Spot every line with the word "Material" and return it.
[Start Data in this exercise]
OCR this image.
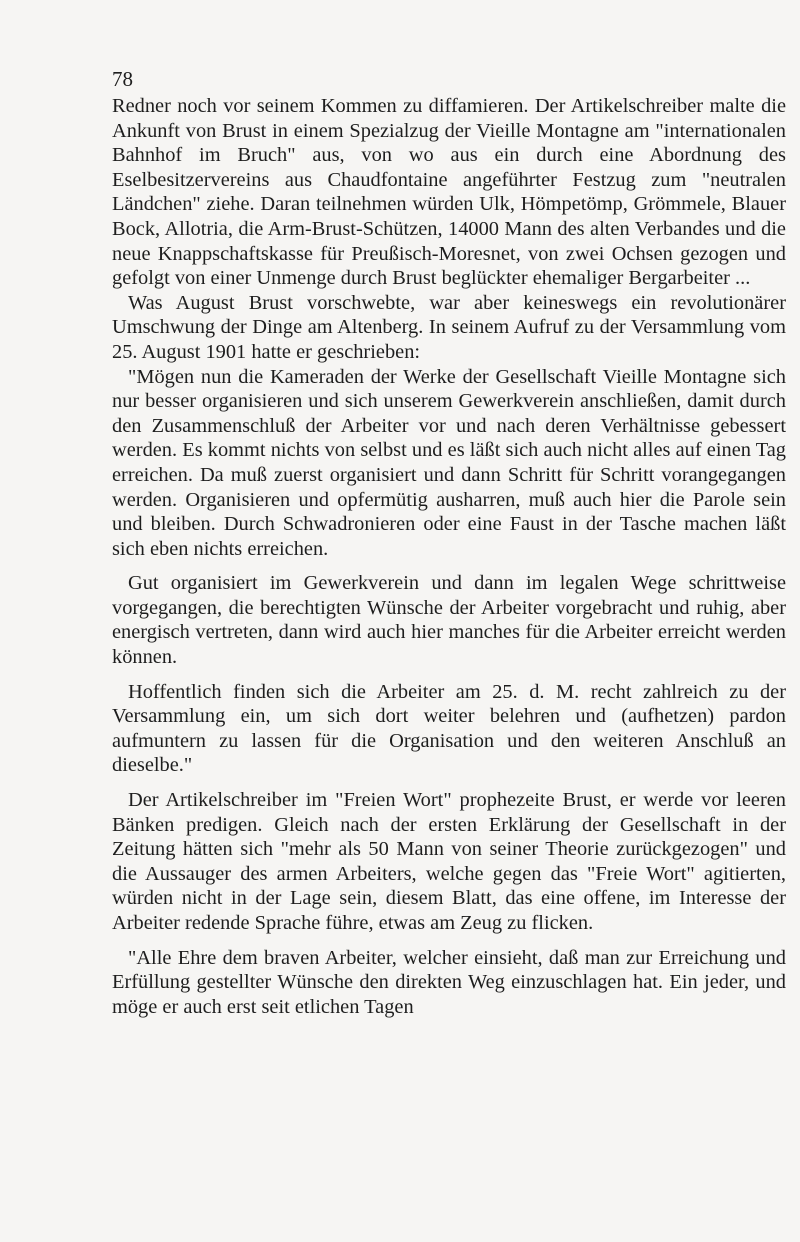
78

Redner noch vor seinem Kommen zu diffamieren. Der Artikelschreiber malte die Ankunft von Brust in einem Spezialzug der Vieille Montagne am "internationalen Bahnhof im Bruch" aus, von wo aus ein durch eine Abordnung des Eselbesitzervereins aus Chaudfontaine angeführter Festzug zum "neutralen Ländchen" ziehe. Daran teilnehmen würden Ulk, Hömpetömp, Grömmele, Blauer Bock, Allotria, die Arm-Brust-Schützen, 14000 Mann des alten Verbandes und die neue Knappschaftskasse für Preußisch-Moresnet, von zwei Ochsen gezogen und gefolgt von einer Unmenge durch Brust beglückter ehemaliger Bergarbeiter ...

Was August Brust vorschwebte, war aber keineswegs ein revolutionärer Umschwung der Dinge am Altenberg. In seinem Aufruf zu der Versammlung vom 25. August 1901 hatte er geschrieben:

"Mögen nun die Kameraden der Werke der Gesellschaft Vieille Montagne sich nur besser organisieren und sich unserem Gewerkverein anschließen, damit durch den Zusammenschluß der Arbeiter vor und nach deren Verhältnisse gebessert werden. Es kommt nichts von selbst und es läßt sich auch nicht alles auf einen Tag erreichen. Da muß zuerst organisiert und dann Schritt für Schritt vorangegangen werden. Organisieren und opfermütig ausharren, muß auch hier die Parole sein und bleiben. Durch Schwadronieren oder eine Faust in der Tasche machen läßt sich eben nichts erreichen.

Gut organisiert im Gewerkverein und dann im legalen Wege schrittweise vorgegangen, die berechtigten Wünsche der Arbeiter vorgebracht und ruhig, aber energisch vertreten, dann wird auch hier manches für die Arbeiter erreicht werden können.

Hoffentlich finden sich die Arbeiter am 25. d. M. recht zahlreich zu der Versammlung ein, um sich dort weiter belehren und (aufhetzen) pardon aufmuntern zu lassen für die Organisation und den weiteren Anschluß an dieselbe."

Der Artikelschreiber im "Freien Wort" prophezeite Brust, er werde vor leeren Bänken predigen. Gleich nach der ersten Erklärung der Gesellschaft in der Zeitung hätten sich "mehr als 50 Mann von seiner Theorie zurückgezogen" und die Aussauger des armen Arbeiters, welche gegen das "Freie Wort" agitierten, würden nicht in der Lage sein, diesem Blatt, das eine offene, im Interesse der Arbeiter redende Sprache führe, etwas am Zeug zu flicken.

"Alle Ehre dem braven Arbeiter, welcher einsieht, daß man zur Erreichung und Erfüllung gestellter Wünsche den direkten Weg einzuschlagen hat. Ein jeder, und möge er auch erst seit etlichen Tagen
[End Data in this exercise]
[Start Data in this exercise]
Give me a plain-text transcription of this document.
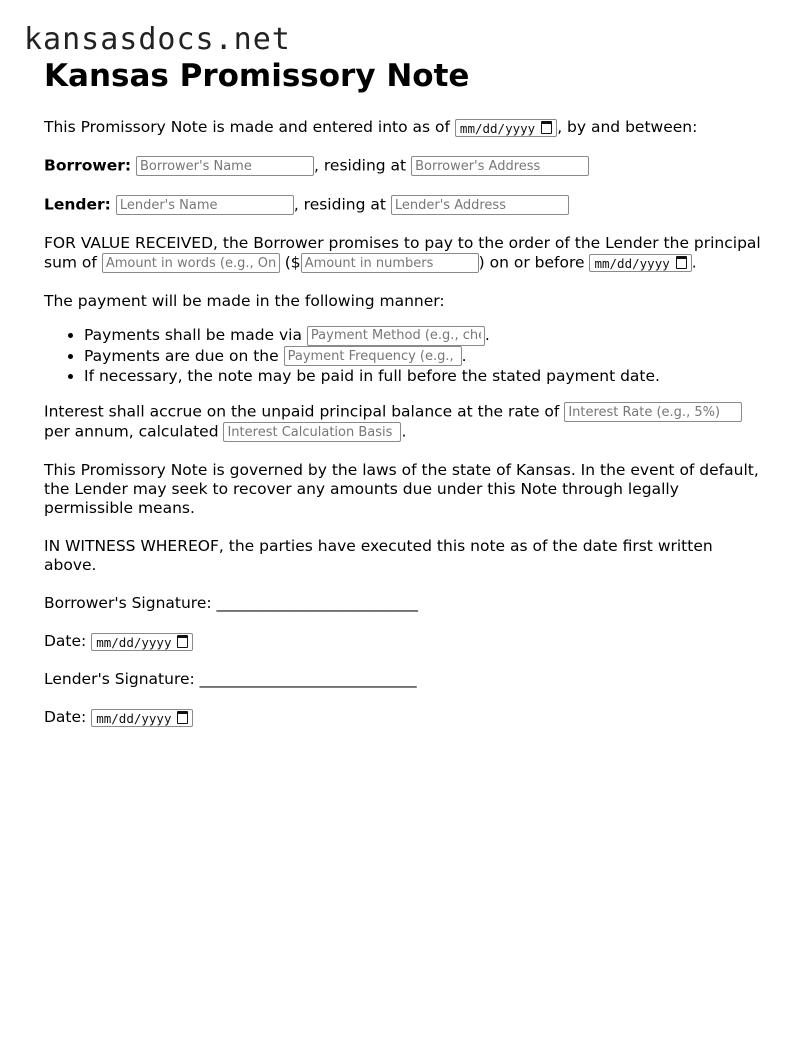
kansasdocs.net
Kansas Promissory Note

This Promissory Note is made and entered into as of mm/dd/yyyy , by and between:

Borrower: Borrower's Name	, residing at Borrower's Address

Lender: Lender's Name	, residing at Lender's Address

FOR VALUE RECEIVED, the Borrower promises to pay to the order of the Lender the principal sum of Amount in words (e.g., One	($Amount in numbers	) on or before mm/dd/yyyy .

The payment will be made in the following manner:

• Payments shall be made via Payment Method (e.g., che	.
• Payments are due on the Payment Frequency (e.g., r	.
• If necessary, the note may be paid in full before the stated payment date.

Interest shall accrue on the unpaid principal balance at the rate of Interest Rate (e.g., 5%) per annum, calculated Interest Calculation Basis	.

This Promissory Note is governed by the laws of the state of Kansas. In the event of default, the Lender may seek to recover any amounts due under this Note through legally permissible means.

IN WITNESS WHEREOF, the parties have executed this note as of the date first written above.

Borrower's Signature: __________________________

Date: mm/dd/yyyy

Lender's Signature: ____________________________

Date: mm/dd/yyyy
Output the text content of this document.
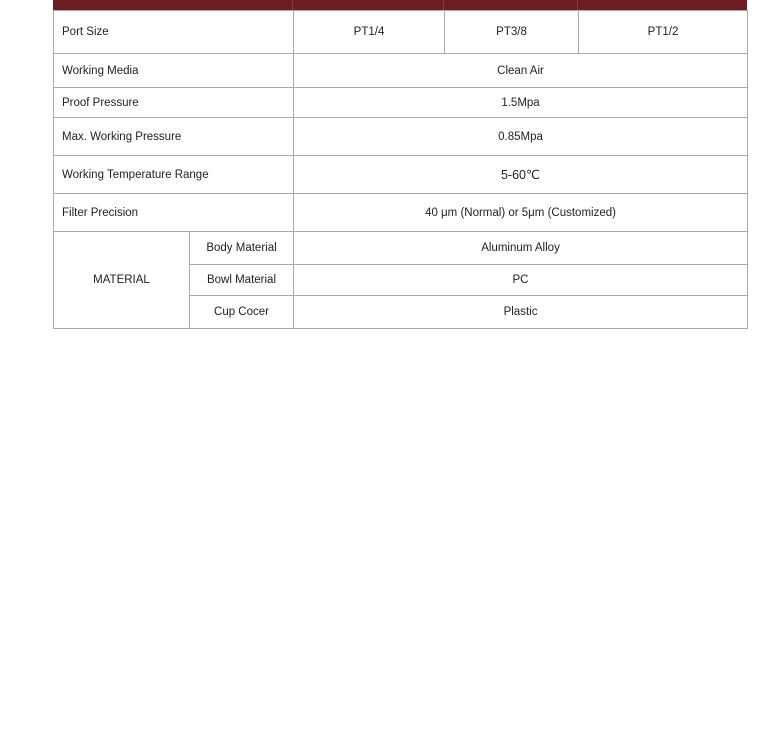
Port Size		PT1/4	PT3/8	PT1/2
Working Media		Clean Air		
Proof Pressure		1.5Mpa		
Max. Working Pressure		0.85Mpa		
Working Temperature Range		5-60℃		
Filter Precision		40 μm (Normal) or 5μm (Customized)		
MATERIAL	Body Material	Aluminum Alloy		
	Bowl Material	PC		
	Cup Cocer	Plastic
[End Data in this exercise]
◆ **Solution**:
MATERIAL	Body Material	Aluminum Alloy		
	Bowl Material	PC		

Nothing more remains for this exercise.